START Entries supplied

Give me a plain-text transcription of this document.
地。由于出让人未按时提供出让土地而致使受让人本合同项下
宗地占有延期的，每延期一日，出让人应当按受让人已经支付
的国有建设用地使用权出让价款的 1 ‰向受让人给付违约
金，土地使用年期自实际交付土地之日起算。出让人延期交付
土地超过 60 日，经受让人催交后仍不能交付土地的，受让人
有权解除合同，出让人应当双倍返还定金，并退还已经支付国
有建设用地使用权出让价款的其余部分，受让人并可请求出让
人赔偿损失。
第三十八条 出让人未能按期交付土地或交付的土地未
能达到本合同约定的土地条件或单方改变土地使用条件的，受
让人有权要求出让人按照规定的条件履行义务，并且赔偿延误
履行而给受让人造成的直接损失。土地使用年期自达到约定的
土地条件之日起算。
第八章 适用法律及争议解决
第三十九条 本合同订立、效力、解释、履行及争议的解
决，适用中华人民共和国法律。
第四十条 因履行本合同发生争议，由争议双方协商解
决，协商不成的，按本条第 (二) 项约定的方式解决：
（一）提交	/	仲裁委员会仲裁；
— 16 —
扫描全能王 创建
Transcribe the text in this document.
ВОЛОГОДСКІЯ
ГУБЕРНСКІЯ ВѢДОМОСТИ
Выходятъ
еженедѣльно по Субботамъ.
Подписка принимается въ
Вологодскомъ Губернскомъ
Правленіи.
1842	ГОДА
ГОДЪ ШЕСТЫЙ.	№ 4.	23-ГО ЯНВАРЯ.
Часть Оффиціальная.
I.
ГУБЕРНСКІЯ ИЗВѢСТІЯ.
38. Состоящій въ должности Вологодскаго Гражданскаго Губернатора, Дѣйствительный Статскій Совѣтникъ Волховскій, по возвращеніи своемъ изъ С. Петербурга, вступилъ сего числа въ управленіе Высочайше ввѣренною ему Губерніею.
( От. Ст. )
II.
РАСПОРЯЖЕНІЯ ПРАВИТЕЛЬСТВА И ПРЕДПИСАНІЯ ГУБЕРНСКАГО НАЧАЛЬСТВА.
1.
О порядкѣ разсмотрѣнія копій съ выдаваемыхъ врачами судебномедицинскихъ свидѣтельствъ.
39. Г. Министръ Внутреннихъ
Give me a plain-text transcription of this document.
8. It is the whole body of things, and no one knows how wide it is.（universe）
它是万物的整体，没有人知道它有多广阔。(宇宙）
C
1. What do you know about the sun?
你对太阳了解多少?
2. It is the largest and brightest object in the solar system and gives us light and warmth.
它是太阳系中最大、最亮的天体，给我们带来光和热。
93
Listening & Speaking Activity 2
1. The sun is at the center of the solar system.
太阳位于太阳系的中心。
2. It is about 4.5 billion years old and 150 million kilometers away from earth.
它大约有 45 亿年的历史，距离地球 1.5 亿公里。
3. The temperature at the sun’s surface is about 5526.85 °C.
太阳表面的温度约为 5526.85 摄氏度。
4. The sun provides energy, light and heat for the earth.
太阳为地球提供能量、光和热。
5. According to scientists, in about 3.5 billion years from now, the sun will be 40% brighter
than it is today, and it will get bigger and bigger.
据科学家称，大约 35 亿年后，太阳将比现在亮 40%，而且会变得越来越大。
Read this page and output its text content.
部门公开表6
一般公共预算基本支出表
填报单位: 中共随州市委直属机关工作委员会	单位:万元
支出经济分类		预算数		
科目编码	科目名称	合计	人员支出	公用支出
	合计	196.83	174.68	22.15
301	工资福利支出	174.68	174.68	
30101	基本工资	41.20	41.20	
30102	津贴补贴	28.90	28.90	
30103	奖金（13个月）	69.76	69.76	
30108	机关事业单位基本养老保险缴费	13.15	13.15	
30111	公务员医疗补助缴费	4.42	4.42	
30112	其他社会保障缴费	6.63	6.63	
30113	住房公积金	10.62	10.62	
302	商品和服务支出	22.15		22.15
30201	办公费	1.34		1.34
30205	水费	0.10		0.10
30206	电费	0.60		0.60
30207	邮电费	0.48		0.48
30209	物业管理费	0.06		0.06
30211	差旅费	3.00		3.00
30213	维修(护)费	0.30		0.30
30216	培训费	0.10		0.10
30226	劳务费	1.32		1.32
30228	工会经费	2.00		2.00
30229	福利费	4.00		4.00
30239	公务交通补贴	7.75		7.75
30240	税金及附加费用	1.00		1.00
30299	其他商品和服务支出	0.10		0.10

END Entries supplied

▶ Problem to solve
Each line above that includes "ГУБЕРНСКІЯ" should be shown.

▶ The completed task
ГУБЕРНСКІЯ ВѢДОМОСТИ
ГУБЕРНСКІЯ ИЗВѢСТІЯ.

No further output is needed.